### What you will do
Determine how many lines in these records hold "rejestracja". Only the number is wanted.

### Dataset items

+++

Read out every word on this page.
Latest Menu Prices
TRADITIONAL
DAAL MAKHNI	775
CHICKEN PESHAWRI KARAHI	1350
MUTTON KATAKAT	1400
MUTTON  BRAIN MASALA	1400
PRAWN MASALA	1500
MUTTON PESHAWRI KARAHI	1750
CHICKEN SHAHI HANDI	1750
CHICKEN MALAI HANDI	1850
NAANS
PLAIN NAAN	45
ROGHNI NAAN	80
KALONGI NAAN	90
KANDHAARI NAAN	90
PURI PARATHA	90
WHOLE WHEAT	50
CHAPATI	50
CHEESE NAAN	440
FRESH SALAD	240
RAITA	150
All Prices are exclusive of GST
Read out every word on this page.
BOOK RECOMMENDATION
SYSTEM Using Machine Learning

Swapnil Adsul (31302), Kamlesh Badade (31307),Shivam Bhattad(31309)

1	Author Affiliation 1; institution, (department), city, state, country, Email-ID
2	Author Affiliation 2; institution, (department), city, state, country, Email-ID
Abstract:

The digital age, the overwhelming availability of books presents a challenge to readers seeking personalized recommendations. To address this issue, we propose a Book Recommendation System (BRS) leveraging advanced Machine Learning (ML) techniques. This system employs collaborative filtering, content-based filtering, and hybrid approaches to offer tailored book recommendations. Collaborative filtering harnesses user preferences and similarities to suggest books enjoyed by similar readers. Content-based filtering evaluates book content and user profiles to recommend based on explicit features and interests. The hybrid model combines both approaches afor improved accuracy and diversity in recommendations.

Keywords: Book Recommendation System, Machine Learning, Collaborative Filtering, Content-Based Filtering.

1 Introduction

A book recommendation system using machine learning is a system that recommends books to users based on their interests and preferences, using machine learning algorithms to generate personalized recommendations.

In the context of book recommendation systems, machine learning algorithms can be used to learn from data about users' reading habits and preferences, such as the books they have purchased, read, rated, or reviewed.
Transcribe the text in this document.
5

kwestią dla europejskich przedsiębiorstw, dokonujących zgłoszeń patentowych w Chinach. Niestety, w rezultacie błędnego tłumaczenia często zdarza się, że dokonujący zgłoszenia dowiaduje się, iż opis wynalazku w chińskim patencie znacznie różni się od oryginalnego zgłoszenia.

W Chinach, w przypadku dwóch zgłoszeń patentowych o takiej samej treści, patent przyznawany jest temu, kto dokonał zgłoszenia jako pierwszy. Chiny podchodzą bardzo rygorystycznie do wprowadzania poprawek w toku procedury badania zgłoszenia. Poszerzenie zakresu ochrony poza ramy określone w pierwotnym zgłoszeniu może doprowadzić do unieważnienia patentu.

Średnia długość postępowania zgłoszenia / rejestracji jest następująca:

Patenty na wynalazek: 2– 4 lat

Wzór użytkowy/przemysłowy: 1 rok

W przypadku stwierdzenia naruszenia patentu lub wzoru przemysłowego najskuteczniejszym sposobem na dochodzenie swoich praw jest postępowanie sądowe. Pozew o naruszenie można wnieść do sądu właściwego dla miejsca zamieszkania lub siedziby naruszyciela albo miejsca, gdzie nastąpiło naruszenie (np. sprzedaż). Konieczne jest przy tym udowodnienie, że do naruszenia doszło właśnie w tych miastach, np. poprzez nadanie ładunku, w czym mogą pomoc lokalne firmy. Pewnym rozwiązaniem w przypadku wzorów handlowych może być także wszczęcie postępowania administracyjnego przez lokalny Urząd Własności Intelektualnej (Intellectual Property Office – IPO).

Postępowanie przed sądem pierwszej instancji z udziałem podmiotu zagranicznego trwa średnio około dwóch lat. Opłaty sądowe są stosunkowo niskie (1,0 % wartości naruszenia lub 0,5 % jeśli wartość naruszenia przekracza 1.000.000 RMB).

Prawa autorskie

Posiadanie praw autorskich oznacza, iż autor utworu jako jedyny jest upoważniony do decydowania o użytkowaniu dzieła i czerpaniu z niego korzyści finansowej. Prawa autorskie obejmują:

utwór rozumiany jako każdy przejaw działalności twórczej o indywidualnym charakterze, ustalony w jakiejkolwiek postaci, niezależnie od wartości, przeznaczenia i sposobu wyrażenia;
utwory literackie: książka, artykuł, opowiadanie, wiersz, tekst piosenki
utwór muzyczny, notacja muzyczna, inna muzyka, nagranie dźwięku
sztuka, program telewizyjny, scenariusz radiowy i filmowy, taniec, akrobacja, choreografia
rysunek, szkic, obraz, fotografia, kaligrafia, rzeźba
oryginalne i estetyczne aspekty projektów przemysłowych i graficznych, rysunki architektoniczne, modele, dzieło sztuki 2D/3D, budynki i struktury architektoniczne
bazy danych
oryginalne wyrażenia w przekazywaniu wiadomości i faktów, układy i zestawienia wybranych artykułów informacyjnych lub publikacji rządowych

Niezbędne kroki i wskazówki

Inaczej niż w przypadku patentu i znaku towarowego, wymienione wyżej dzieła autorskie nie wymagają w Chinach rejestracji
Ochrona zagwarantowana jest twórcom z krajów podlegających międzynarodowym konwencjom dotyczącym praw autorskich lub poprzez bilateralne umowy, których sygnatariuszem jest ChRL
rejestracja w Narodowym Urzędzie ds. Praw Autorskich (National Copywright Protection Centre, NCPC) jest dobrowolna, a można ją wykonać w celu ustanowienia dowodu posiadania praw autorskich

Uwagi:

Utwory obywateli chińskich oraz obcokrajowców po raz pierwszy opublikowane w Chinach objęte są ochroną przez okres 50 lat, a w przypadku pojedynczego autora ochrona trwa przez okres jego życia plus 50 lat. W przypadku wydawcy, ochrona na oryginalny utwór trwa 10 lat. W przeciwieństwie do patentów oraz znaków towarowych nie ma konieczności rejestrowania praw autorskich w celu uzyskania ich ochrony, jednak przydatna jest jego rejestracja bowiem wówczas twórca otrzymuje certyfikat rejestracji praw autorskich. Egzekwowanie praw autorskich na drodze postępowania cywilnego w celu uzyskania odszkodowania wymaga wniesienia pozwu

+++

### Full response
2